WORK TO DO: Every line that holds the string "JSON" is to be identified and copied.

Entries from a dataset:

________________

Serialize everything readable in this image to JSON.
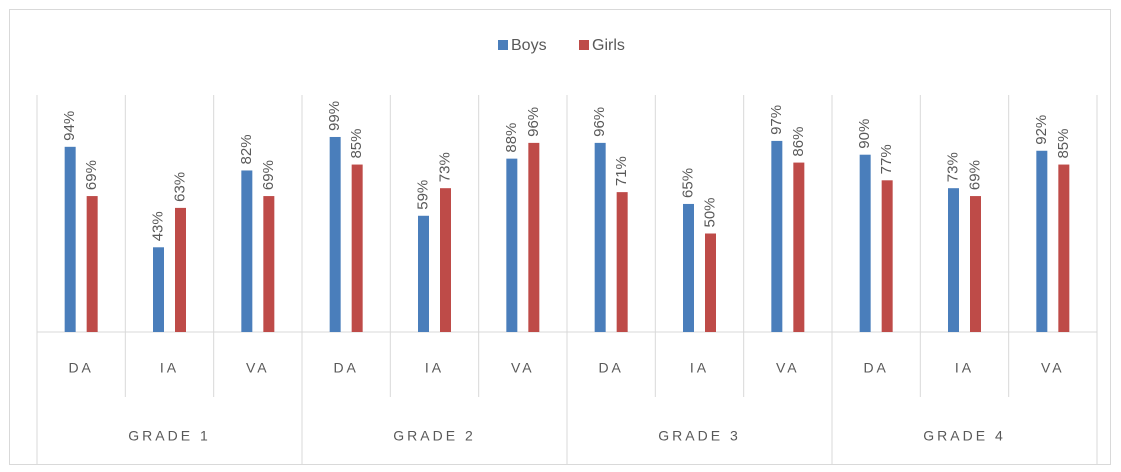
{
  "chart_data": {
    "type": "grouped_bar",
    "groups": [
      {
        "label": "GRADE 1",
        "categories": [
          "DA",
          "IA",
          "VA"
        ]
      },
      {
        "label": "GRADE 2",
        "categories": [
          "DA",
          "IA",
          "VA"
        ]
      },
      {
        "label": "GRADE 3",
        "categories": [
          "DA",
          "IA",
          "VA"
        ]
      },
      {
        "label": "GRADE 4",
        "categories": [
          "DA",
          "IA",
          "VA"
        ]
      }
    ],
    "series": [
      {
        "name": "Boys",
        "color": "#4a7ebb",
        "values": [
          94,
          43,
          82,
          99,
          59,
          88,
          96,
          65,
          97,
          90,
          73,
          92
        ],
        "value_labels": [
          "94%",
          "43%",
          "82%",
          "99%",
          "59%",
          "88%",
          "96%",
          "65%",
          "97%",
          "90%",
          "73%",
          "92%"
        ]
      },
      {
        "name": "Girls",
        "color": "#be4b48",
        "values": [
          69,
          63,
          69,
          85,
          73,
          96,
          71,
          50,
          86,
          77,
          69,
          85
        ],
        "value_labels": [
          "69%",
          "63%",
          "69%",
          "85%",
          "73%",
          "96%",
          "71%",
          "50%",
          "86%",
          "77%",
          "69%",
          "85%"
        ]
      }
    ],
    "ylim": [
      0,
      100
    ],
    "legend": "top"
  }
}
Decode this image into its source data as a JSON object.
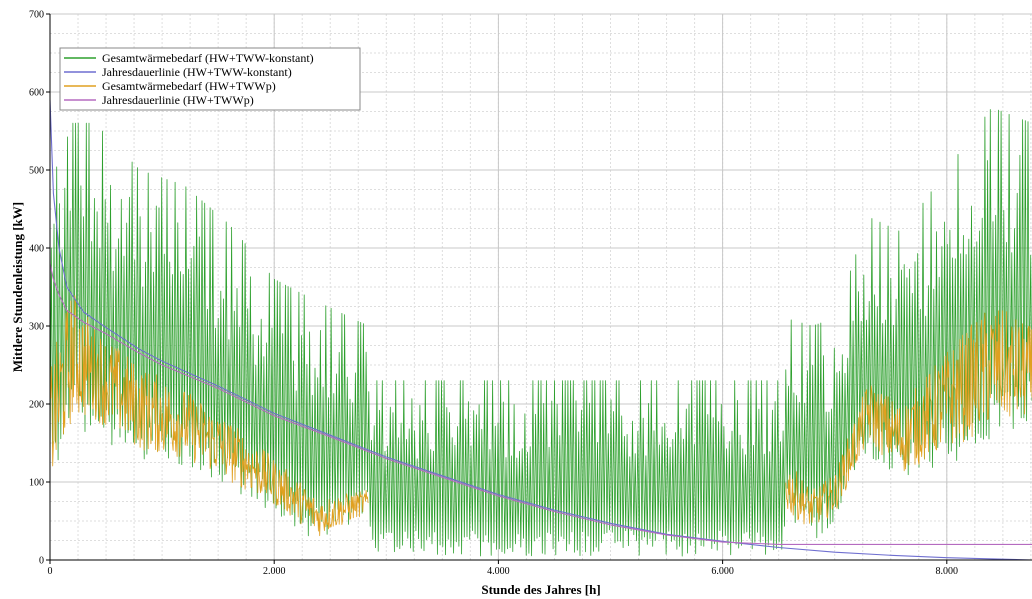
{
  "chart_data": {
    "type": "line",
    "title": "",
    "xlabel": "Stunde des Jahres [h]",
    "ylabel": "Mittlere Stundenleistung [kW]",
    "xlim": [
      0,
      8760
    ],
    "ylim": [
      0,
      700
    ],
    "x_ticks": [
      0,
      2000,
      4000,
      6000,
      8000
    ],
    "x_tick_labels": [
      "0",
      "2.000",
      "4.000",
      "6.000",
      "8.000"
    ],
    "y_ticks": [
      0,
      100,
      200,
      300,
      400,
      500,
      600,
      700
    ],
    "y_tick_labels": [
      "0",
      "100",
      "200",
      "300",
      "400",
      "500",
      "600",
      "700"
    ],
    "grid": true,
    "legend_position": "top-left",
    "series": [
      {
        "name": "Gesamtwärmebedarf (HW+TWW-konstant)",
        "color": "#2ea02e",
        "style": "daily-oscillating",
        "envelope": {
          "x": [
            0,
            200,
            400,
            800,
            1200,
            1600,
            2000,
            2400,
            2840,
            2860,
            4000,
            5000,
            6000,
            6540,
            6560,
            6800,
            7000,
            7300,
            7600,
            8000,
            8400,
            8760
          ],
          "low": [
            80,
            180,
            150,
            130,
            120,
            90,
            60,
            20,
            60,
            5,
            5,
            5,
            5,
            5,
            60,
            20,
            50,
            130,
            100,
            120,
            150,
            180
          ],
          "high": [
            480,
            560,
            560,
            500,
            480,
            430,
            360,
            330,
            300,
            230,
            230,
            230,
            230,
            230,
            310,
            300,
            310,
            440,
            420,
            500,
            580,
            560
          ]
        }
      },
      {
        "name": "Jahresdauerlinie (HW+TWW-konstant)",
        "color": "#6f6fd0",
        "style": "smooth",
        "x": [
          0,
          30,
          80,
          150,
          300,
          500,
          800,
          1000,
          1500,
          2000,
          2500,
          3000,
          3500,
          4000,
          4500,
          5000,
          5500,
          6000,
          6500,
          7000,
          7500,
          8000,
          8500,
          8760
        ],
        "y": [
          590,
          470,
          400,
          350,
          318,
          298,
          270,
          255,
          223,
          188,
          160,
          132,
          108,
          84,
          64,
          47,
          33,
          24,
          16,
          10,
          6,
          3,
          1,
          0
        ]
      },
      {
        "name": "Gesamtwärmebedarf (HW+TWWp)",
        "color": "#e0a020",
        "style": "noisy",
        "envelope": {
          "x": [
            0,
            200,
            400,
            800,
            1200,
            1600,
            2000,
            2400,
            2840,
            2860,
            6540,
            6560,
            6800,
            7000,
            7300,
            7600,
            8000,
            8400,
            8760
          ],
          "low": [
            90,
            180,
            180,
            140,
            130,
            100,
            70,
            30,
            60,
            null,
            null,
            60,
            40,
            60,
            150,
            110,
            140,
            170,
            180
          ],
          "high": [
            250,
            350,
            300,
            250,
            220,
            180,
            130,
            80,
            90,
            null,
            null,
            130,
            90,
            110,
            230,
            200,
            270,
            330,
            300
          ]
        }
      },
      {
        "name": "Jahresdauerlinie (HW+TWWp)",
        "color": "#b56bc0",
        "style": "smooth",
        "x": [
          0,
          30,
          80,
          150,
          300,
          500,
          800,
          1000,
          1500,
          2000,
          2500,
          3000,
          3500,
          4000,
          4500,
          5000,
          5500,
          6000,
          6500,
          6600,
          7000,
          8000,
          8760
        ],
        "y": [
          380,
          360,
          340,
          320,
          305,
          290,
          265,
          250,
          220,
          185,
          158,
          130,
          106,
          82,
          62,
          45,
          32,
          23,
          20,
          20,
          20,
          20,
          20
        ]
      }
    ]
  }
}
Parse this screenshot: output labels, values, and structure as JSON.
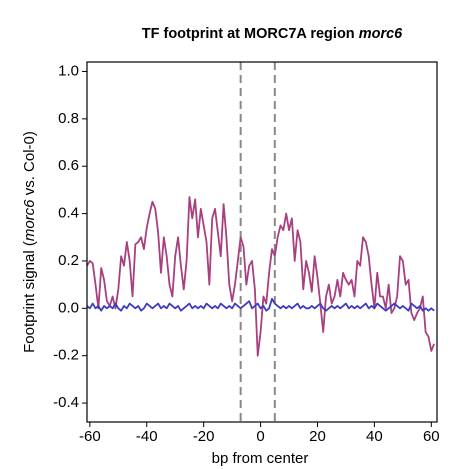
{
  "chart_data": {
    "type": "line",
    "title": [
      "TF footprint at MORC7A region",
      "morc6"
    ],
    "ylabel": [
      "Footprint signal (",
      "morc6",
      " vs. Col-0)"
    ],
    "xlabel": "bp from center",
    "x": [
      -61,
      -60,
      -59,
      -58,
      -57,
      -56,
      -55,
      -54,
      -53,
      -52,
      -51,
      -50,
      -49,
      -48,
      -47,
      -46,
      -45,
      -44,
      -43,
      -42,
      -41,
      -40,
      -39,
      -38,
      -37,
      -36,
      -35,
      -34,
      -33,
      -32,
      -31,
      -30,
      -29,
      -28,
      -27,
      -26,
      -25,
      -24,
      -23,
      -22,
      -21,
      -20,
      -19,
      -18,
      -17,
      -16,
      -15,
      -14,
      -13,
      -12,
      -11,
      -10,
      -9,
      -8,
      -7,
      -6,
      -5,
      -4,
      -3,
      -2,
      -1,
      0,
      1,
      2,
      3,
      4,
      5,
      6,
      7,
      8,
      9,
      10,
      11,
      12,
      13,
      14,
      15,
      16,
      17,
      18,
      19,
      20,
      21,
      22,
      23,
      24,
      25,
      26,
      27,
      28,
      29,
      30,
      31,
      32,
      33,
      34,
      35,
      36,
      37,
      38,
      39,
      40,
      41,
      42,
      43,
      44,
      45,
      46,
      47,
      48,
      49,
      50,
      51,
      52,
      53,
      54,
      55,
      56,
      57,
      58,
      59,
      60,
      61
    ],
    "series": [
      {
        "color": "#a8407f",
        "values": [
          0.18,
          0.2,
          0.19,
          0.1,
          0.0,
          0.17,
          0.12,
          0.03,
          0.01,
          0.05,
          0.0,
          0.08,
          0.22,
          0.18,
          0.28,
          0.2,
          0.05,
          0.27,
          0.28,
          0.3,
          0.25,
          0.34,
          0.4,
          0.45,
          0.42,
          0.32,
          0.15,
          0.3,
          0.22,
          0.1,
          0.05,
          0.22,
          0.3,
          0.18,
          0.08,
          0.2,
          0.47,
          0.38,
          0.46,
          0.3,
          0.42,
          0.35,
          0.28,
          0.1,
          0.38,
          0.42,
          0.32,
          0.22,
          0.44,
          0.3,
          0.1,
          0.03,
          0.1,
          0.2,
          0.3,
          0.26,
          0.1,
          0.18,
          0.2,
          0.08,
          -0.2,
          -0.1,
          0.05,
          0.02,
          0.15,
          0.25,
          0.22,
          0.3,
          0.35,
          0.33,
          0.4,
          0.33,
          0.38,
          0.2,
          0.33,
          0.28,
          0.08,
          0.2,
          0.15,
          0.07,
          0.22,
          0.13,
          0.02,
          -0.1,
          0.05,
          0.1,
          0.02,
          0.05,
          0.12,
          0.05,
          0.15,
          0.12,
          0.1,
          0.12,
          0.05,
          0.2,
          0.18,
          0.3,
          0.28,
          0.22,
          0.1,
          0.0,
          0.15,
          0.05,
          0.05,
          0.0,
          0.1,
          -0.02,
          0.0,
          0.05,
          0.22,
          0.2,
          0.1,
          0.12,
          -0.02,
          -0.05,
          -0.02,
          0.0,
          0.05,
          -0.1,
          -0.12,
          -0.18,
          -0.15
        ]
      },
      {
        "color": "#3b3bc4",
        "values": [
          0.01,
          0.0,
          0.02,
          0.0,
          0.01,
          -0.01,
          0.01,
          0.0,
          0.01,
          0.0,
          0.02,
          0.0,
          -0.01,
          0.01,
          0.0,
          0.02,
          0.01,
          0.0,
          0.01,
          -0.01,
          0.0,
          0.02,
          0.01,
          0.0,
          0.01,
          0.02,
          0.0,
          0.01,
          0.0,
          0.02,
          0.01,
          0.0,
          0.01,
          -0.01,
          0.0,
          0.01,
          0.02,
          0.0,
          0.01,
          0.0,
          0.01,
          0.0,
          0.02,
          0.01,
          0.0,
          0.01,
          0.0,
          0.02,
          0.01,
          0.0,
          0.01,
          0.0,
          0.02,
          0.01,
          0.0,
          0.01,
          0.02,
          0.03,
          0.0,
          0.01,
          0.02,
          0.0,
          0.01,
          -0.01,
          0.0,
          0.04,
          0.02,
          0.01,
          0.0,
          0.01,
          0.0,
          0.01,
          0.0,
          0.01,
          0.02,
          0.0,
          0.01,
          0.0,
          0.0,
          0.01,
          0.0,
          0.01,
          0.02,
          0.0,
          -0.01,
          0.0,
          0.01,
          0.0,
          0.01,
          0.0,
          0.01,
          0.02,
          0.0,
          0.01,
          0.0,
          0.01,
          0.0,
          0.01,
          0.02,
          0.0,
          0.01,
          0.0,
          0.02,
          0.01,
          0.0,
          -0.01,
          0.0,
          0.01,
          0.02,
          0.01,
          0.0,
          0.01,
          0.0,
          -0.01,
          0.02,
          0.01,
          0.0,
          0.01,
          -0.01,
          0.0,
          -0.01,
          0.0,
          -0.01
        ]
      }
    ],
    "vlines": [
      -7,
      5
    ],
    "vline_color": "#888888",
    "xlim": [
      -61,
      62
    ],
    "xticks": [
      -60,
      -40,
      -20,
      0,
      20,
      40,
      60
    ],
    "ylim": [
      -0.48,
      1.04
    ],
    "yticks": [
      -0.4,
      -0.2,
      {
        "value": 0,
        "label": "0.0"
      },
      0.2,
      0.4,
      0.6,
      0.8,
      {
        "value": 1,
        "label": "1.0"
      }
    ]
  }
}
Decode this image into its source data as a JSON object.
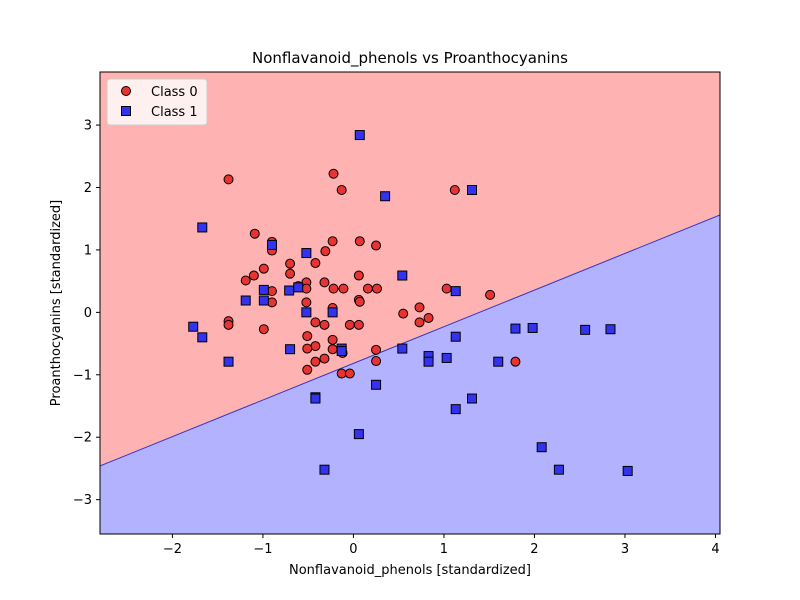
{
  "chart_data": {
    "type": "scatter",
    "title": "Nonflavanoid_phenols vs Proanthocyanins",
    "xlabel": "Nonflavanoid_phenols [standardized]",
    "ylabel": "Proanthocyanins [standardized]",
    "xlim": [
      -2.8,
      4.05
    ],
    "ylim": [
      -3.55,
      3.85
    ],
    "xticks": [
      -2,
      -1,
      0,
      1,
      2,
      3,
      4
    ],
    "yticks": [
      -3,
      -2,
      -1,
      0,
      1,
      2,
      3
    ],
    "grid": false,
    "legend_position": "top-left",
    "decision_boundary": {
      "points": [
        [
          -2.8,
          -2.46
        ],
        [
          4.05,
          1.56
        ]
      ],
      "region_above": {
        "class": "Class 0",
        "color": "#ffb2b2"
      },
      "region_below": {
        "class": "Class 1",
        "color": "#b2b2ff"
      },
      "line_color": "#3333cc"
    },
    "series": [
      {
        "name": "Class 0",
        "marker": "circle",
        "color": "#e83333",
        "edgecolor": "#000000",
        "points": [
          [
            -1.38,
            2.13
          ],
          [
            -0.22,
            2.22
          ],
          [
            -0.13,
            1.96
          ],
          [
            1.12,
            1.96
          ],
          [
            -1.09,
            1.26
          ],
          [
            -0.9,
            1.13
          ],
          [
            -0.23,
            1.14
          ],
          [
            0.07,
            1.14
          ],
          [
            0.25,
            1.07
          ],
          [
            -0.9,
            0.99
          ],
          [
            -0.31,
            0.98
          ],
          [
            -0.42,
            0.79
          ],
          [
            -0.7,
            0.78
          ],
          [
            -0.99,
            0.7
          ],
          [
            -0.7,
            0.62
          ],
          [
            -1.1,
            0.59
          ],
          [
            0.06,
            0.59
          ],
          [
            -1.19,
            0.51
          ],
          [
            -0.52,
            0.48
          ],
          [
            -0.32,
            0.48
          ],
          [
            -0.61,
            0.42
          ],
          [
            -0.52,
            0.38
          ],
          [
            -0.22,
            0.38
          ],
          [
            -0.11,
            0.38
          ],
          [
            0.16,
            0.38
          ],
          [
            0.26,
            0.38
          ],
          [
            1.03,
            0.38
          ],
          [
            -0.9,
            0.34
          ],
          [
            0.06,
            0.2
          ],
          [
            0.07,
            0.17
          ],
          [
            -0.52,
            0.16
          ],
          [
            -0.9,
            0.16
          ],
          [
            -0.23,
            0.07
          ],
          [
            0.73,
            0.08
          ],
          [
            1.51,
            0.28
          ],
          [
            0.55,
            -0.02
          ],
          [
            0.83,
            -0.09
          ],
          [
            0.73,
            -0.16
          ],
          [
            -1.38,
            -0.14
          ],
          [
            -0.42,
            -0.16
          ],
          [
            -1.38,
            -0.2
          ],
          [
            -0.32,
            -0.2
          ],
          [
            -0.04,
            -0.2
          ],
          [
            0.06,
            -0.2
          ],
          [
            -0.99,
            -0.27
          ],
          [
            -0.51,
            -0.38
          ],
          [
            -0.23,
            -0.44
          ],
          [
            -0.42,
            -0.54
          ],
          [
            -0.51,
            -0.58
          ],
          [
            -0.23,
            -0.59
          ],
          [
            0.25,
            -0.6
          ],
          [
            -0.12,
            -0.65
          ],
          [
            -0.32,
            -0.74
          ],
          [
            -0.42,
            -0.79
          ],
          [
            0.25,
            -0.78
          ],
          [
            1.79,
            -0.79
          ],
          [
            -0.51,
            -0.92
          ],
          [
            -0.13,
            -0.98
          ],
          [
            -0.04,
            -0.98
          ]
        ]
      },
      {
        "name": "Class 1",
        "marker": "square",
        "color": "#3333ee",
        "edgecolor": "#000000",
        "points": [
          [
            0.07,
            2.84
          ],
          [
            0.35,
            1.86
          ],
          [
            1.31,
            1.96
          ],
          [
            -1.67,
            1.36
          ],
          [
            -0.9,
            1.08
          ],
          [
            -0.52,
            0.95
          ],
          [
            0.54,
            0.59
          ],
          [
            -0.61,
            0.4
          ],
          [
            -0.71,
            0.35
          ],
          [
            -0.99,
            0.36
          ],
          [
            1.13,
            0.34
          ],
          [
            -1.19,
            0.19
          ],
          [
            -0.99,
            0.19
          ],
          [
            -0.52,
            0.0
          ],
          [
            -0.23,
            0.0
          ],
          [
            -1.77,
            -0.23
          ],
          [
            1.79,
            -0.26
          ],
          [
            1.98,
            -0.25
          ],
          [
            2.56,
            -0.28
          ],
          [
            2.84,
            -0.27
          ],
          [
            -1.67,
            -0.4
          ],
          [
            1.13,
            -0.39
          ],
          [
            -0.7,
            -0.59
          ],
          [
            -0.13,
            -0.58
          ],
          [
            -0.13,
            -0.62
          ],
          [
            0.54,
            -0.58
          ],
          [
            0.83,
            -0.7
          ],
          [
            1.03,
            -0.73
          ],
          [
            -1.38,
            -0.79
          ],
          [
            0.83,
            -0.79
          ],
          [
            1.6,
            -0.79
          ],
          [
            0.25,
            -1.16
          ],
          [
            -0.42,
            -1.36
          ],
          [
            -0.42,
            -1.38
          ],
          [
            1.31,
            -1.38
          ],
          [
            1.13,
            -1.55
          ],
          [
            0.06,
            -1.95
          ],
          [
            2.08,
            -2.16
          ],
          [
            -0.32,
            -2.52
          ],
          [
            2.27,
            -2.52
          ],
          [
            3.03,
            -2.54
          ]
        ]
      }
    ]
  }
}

________________

RESULT FOR THIS TASK:
Serialize everything readable in this image to JSON.
Decode this image into its source data as a JSON object.
Parse this screenshot: output labels, values, and structure as JSON.
Decode this image into its source data as a JSON object.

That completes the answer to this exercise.